Your task ▸
All records must be quoted exactly. Omit the pictures.
── Provided records ──
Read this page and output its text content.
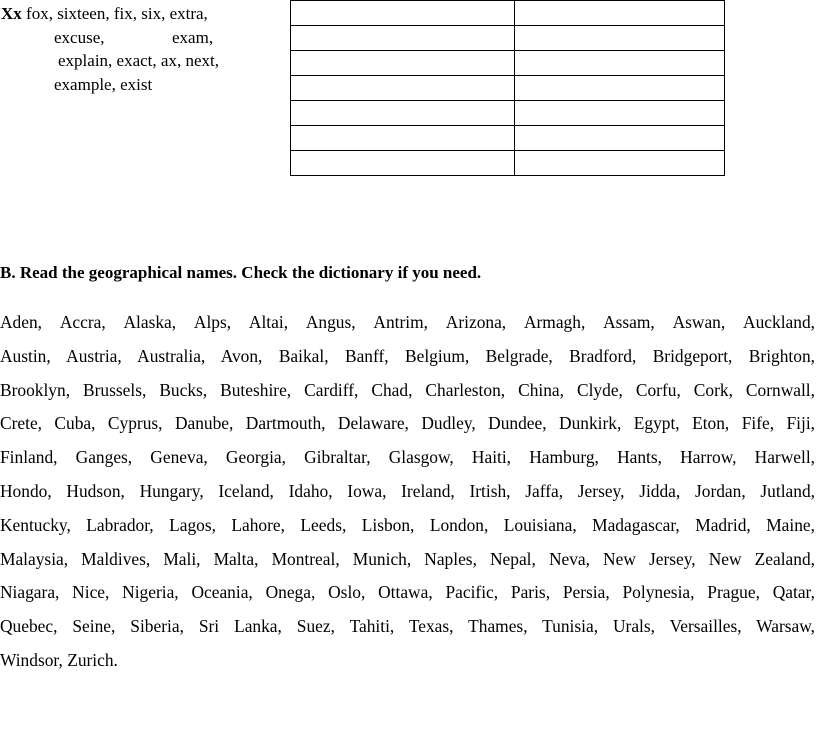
Xx fox, sixteen, fix, six, extra,
excuse,	exam,
explain, exact, ax, next,
example, exist

B. Read the geographical names. Check the dictionary if you need.
Aden, Accra, Alaska, Alps, Altai, Angus, Antrim, Arizona, Armagh, Assam, Aswan, Auckland,
Austin, Austria, Australia, Avon, Baikal, Banff, Belgium, Belgrade, Bradford, Bridgeport, Brighton,
Brooklyn, Brussels, Bucks, Buteshire, Cardiff, Chad, Charleston, China, Clyde, Corfu, Cork, Cornwall,
Crete, Cuba, Cyprus, Danube, Dartmouth, Delaware, Dudley, Dundee, Dunkirk, Egypt, Eton, Fife, Fiji,
Finland, Ganges, Geneva, Georgia, Gibraltar, Glasgow, Haiti, Hamburg, Hants, Harrow, Harwell,
Hondo, Hudson, Hungary, Iceland, Idaho, Iowa, Ireland, Irtish, Jaffa, Jersey, Jidda, Jordan, Jutland,
Kentucky, Labrador, Lagos, Lahore, Leeds, Lisbon, London, Louisiana, Madagascar, Madrid, Maine,
Malaysia, Maldives, Mali, Malta, Montreal, Munich, Naples, Nepal, Neva, New Jersey, New Zealand,
Niagara, Nice, Nigeria, Oceania, Onega, Oslo, Ottawa, Pacific, Paris, Persia, Polynesia, Prague, Qatar,
Quebec, Seine, Siberia, Sri Lanka, Suez, Tahiti, Texas, Thames, Tunisia, Urals, Versailles, Warsaw,
Windsor, Zurich.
───
Exercise result ▸
Read this page and output its text content.
Xx fox, sixteen, fix, six, extra,
excuse,	exam,
explain, exact, ax, next,
example, exist

B. Read the geographical names. Check the dictionary if you need.
Aden, Accra, Alaska, Alps, Altai, Angus, Antrim, Arizona, Armagh, Assam, Aswan, Auckland,
Austin, Austria, Australia, Avon, Baikal, Banff, Belgium, Belgrade, Bradford, Bridgeport, Brighton,
Brooklyn, Brussels, Bucks, Buteshire, Cardiff, Chad, Charleston, China, Clyde, Corfu, Cork, Cornwall,
Crete, Cuba, Cyprus, Danube, Dartmouth, Delaware, Dudley, Dundee, Dunkirk, Egypt, Eton, Fife, Fiji,
Finland, Ganges, Geneva, Georgia, Gibraltar, Glasgow, Haiti, Hamburg, Hants, Harrow, Harwell,
Hondo, Hudson, Hungary, Iceland, Idaho, Iowa, Ireland, Irtish, Jaffa, Jersey, Jidda, Jordan, Jutland,
Kentucky, Labrador, Lagos, Lahore, Leeds, Lisbon, London, Louisiana, Madagascar, Madrid, Maine,
Malaysia, Maldives, Mali, Malta, Montreal, Munich, Naples, Nepal, Neva, New Jersey, New Zealand,
Niagara, Nice, Nigeria, Oceania, Onega, Oslo, Ottawa, Pacific, Paris, Persia, Polynesia, Prague, Qatar,
Quebec, Seine, Siberia, Sri Lanka, Suez, Tahiti, Texas, Thames, Tunisia, Urals, Versailles, Warsaw,
Windsor, Zurich.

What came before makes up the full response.